DATA SECTION ::
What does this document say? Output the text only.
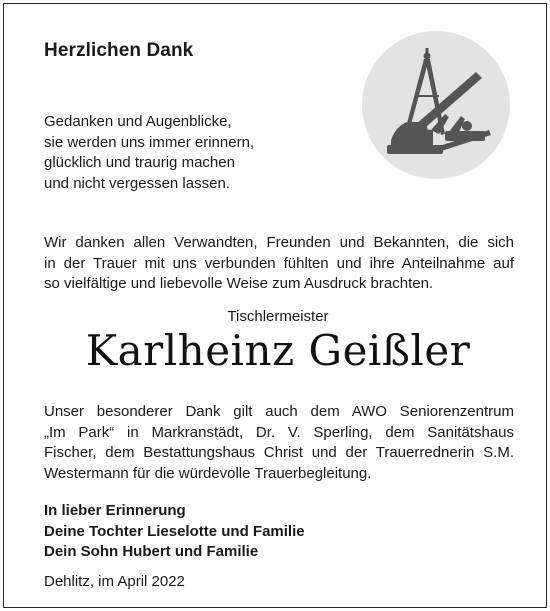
Herzlichen Dank
Gedanken und Augenblicke,
sie werden uns immer erinnern,
glücklich und traurig machen
und nicht vergessen lassen.
Wir danken allen Verwandten, Freunden und Bekannten, die sich
in der Trauer mit uns verbunden fühlten und ihre Anteilnahme auf
so vielfältige und liebevolle Weise zum Ausdruck brachten.
Tischlermeister
Karlheinz Geißler
Unser besonderer Dank gilt auch dem AWO Seniorenzentrum
„Im Park“ in Markranstädt, Dr. V. Sperling, dem Sanitätshaus
Fischer, dem Bestattungshaus Christ und der Trauerrednerin S.M.
Westermann für die würdevolle Trauerbegleitung.
In lieber Erinnerung
Deine Tochter Lieselotte und Familie
Dein Sohn Hubert und Familie
Dehlitz, im April 2022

EXERCISE TASK :: Without including any picture, retype the entries exactly.

WRITTEN RESPONSE ::
What does this document say? Output the text only.
Herzlichen Dank
Gedanken und Augenblicke,
sie werden uns immer erinnern,
glücklich und traurig machen
und nicht vergessen lassen.
Wir danken allen Verwandten, Freunden und Bekannten, die sich
in der Trauer mit uns verbunden fühlten und ihre Anteilnahme auf
so vielfältige und liebevolle Weise zum Ausdruck brachten.
Tischlermeister
Karlheinz Geißler
Unser besonderer Dank gilt auch dem AWO Seniorenzentrum
„Im Park“ in Markranstädt, Dr. V. Sperling, dem Sanitätshaus
Fischer, dem Bestattungshaus Christ und der Trauerrednerin S.M.
Westermann für die würdevolle Trauerbegleitung.
In lieber Erinnerung
Deine Tochter Lieselotte und Familie
Dein Sohn Hubert und Familie
Dehlitz, im April 2022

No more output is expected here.